"""

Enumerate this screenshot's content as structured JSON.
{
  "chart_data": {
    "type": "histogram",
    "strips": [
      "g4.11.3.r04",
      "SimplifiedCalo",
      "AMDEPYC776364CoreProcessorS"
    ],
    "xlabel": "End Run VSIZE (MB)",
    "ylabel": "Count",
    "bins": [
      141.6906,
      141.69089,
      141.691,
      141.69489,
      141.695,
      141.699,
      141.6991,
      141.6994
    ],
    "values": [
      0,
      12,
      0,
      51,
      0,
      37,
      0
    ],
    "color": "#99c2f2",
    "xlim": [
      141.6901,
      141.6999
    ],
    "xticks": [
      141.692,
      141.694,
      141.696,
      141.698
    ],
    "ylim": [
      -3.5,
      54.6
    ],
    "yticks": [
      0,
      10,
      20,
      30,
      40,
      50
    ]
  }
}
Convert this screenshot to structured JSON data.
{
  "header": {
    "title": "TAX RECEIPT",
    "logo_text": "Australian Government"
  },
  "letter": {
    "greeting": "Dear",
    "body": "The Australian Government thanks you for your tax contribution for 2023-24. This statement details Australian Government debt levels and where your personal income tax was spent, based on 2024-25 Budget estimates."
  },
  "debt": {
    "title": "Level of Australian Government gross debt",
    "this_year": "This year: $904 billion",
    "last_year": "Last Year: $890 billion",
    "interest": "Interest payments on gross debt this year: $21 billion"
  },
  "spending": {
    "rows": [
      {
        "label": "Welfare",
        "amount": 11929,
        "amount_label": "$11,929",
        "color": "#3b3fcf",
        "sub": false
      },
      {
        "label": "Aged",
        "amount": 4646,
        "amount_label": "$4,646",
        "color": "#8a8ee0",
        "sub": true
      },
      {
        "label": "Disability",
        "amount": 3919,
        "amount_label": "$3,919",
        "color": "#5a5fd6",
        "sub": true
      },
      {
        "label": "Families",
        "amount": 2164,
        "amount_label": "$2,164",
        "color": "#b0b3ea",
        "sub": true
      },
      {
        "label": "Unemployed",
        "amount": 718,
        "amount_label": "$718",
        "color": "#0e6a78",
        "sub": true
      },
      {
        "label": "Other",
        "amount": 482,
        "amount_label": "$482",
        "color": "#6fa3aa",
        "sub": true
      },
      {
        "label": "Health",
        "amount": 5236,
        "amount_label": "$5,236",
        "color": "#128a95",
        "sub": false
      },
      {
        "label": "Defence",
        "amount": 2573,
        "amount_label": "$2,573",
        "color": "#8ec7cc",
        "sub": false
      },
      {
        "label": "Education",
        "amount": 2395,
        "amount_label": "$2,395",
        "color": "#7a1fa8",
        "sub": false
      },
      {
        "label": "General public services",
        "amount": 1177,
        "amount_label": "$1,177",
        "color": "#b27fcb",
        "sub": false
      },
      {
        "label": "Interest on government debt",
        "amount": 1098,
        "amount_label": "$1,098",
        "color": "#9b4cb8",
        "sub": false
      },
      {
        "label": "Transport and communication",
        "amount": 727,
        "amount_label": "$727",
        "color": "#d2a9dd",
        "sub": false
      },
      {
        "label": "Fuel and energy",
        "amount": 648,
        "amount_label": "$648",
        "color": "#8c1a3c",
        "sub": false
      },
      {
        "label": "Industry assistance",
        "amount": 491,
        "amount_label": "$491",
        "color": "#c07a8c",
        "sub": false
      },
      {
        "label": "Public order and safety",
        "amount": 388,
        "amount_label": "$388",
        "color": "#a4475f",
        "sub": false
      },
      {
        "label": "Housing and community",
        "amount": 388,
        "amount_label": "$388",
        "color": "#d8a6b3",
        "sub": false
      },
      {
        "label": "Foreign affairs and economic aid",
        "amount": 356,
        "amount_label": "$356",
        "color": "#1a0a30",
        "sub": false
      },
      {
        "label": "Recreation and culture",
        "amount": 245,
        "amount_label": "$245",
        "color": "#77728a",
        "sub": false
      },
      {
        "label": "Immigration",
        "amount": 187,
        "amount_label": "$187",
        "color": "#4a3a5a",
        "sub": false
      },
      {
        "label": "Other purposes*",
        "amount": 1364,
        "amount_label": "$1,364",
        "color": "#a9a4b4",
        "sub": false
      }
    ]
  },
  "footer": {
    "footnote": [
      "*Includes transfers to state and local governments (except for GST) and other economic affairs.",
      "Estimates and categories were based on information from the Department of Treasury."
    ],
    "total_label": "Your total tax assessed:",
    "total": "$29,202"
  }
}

"""

TO BE DONE:
Determine how many lines include the word "screenshot" and report that number by itself.

ANSWER FOR THIS EXERCISE:
2